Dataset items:
◆ ◆ ◆ ◆

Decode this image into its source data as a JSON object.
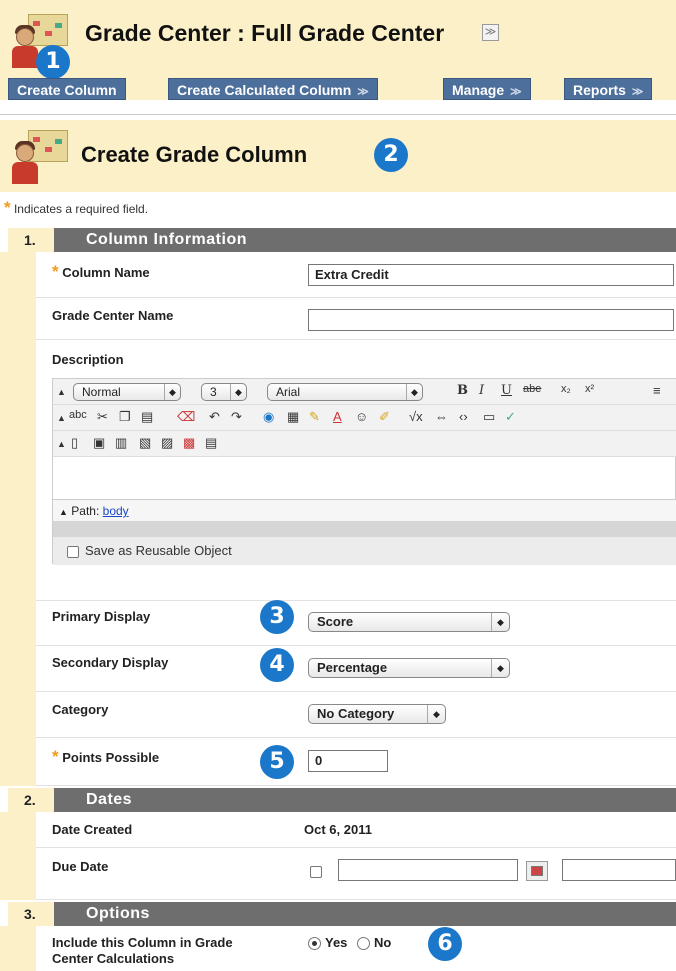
{
  "header": {
    "title": "Grade Center : Full Grade Center",
    "menu_chevron": "≫",
    "toolbar": [
      {
        "label": "Create Column",
        "chevron": ""
      },
      {
        "label": "Create Calculated Column",
        "chevron": "≫"
      },
      {
        "label": "Manage",
        "chevron": "≫"
      },
      {
        "label": "Reports",
        "chevron": "≫"
      }
    ]
  },
  "page": {
    "title": "Create Grade Column",
    "required_note": "Indicates a required field."
  },
  "callouts": [
    "1",
    "2",
    "3",
    "4",
    "5",
    "6"
  ],
  "sections": [
    {
      "num": "1.",
      "title": "Column Information"
    },
    {
      "num": "2.",
      "title": "Dates"
    },
    {
      "num": "3.",
      "title": "Options"
    }
  ],
  "column_info": {
    "column_name_label": "Column Name",
    "column_name_value": "Extra Credit",
    "grade_center_name_label": "Grade Center Name",
    "grade_center_name_value": "",
    "description_label": "Description",
    "editor": {
      "format": "Normal",
      "size": "3",
      "font": "Arial",
      "path_label": "Path:",
      "path_value": "body",
      "reusable_label": "Save as Reusable Object"
    },
    "primary_display_label": "Primary Display",
    "primary_display_value": "Score",
    "secondary_display_label": "Secondary Display",
    "secondary_display_value": "Percentage",
    "category_label": "Category",
    "category_value": "No Category",
    "points_label": "Points Possible",
    "points_value": "0"
  },
  "dates": {
    "created_label": "Date Created",
    "created_value": "Oct 6, 2011",
    "due_label": "Due Date"
  },
  "options": {
    "include_label_line1": "Include this Column in Grade",
    "include_label_line2": "Center Calculations",
    "yes_label": "Yes",
    "no_label": "No",
    "selected": "Yes"
  },
  "colors": {
    "banner": "#fbf0c8",
    "toolbar_button": "#4d6f9c",
    "section_bar": "#6e6e6e",
    "callout": "#1a77c9",
    "required_star": "#f19a1c"
  }
}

◆ ◆ ◆ ◆

= Problem to solve =
Repeat the records above exactly, omitting every picture.

= Right answer =
Decode this image into its source data as a JSON object.
{
  "header": {
    "title": "Grade Center : Full Grade Center",
    "menu_chevron": "≫",
    "toolbar": [
      {
        "label": "Create Column",
        "chevron": ""
      },
      {
        "label": "Create Calculated Column",
        "chevron": "≫"
      },
      {
        "label": "Manage",
        "chevron": "≫"
      },
      {
        "label": "Reports",
        "chevron": "≫"
      }
    ]
  },
  "page": {
    "title": "Create Grade Column",
    "required_note": "Indicates a required field."
  },
  "callouts": [
    "1",
    "2",
    "3",
    "4",
    "5",
    "6"
  ],
  "sections": [
    {
      "num": "1.",
      "title": "Column Information"
    },
    {
      "num": "2.",
      "title": "Dates"
    },
    {
      "num": "3.",
      "title": "Options"
    }
  ],
  "column_info": {
    "column_name_label": "Column Name",
    "column_name_value": "Extra Credit",
    "grade_center_name_label": "Grade Center Name",
    "grade_center_name_value": "",
    "description_label": "Description",
    "editor": {
      "format": "Normal",
      "size": "3",
      "font": "Arial",
      "path_label": "Path:",
      "path_value": "body",
      "reusable_label": "Save as Reusable Object"
    },
    "primary_display_label": "Primary Display",
    "primary_display_value": "Score",
    "secondary_display_label": "Secondary Display",
    "secondary_display_value": "Percentage",
    "category_label": "Category",
    "category_value": "No Category",
    "points_label": "Points Possible",
    "points_value": "0"
  },
  "dates": {
    "created_label": "Date Created",
    "created_value": "Oct 6, 2011",
    "due_label": "Due Date"
  },
  "options": {
    "include_label_line1": "Include this Column in Grade",
    "include_label_line2": "Center Calculations",
    "yes_label": "Yes",
    "no_label": "No",
    "selected": "Yes"
  },
  "colors": {
    "banner": "#fbf0c8",
    "toolbar_button": "#4d6f9c",
    "section_bar": "#6e6e6e",
    "callout": "#1a77c9",
    "required_star": "#f19a1c"
  }
}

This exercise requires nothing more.